■ EXERCISE DESCRIPTION ■
Every line that contains the word "radicali" should be copied out.

■ EXTRACTED RECORDS ■
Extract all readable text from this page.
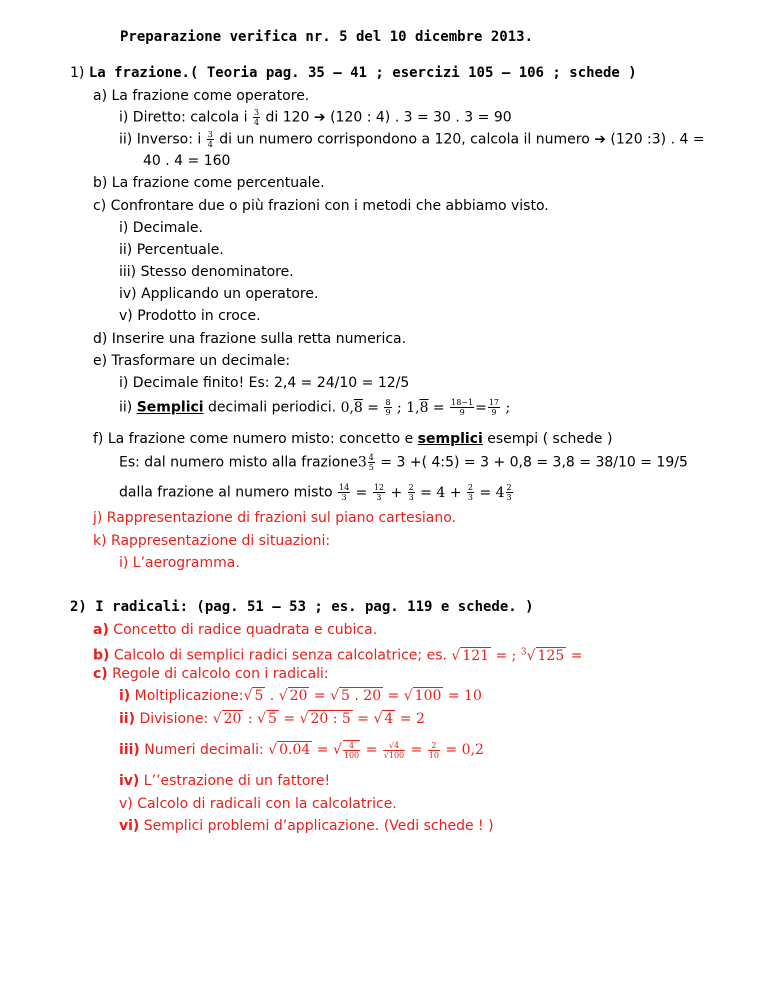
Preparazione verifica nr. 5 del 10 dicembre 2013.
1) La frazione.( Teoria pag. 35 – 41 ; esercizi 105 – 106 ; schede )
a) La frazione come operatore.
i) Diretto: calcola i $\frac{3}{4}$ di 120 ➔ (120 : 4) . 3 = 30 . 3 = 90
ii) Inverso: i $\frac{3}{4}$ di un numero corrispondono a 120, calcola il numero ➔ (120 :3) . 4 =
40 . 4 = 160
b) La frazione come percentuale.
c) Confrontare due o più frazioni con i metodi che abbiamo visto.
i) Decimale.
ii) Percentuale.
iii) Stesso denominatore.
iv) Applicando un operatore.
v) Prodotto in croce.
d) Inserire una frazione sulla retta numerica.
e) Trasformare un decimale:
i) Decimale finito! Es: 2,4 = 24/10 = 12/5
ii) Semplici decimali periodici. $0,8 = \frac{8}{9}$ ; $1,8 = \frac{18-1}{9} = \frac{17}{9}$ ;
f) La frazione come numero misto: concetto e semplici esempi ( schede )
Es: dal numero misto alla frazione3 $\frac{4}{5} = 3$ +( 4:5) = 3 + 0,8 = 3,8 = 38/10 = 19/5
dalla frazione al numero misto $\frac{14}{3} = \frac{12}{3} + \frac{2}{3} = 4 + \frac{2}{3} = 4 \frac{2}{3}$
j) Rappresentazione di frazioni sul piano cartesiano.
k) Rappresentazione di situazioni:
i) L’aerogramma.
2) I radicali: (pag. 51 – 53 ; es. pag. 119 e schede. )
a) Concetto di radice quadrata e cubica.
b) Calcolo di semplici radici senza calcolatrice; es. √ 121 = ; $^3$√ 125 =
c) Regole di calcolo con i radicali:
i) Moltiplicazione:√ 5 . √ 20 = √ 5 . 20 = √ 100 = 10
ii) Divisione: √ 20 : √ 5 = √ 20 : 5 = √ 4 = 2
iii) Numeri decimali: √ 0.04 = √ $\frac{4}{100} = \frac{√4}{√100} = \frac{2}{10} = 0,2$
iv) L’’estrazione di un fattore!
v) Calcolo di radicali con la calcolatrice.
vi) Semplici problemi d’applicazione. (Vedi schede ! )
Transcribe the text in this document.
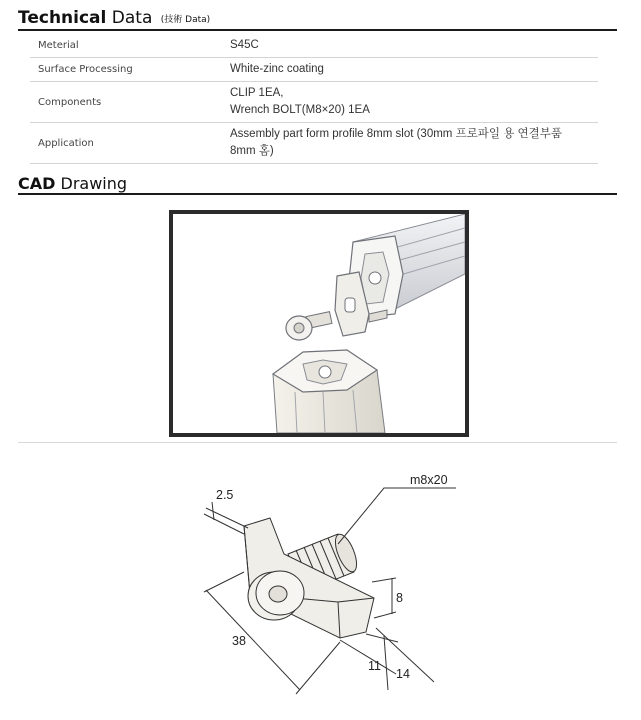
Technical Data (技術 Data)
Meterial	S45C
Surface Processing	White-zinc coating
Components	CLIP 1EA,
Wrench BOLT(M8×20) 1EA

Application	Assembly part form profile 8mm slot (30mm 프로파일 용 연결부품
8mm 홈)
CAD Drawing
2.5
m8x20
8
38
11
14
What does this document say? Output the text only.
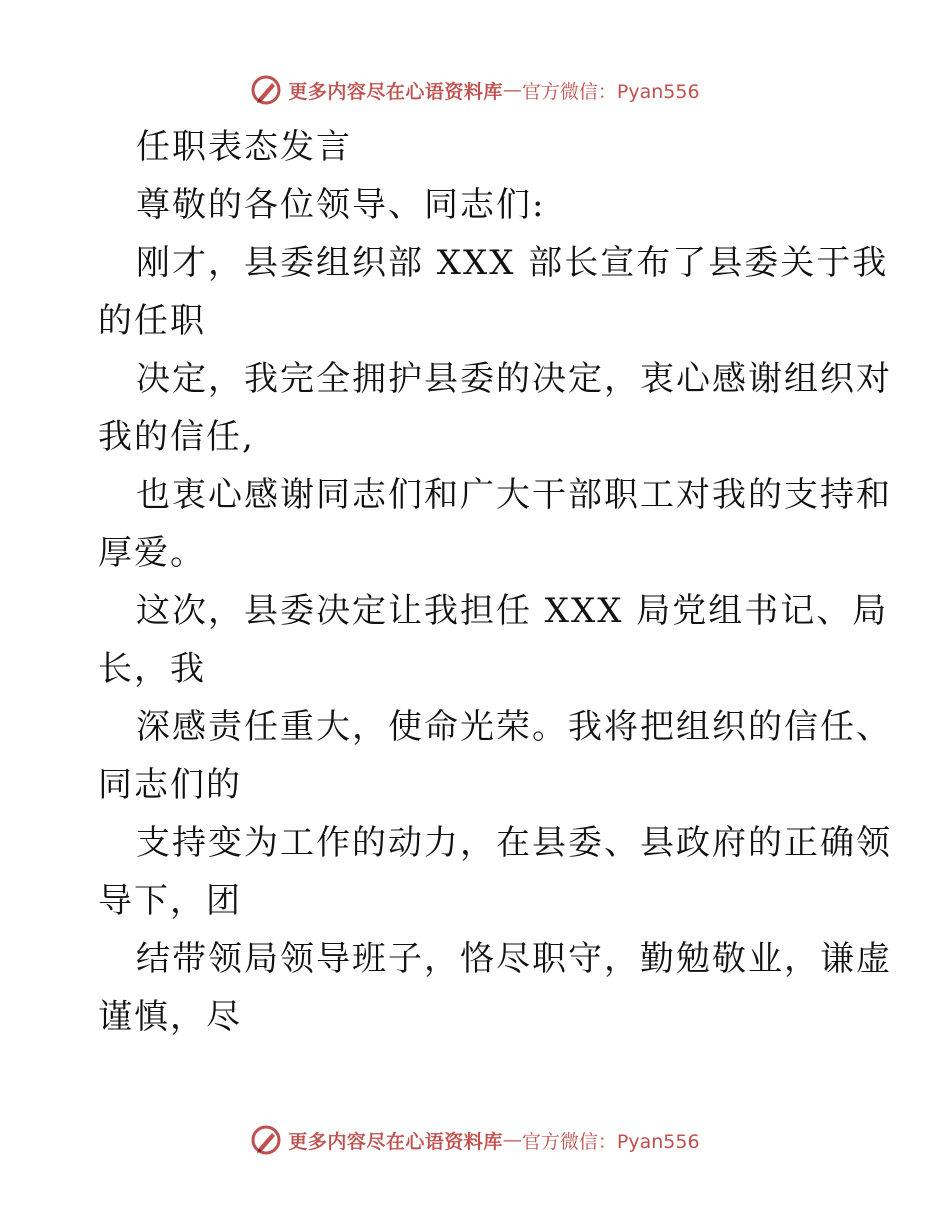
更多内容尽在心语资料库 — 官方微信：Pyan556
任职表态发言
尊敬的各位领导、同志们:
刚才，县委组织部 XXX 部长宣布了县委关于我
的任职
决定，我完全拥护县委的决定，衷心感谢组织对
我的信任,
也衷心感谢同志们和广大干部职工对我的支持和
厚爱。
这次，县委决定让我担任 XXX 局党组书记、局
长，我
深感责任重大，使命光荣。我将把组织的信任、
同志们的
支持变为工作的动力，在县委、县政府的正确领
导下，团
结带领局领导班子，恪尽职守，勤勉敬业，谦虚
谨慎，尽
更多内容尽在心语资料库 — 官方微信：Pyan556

■ WORKED ANSWER ■
2) I radicali: (pag. 51 – 53 ; es. pag. 119 e schede. )
c) Regole di calcolo con i radicali:
v) Calcolo di radicali con la calcolatrice.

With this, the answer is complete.